● **Written request**: Locate and copy each line in the data that contains the word "this".

● **Recorded information**:
+ + + +

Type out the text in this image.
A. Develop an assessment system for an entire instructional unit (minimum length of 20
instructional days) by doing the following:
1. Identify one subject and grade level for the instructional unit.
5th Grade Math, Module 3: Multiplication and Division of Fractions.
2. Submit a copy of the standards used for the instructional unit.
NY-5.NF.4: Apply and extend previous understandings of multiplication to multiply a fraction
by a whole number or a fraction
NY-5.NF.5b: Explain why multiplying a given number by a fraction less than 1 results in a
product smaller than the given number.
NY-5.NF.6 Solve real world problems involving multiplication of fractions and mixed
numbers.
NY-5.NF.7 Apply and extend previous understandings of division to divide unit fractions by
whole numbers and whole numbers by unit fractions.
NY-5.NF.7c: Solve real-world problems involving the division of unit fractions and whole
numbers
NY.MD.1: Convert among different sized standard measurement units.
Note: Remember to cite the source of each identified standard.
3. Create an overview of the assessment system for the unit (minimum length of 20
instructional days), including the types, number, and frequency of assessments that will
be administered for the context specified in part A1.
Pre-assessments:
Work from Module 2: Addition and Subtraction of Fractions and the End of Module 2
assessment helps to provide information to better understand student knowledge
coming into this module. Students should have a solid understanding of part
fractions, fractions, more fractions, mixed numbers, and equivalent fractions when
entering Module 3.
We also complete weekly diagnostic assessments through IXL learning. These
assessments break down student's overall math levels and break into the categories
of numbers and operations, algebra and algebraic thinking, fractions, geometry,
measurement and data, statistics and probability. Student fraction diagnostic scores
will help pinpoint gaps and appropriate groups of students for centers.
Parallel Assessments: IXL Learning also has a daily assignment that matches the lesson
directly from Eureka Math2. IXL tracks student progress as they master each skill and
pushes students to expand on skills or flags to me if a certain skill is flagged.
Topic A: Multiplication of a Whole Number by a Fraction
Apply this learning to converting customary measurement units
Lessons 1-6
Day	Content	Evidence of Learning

+ + + +

● **Expected output**:
Type out the text in this image.
coming into this module. Students should have a solid understanding of part
Apply this learning to converting customary measurement units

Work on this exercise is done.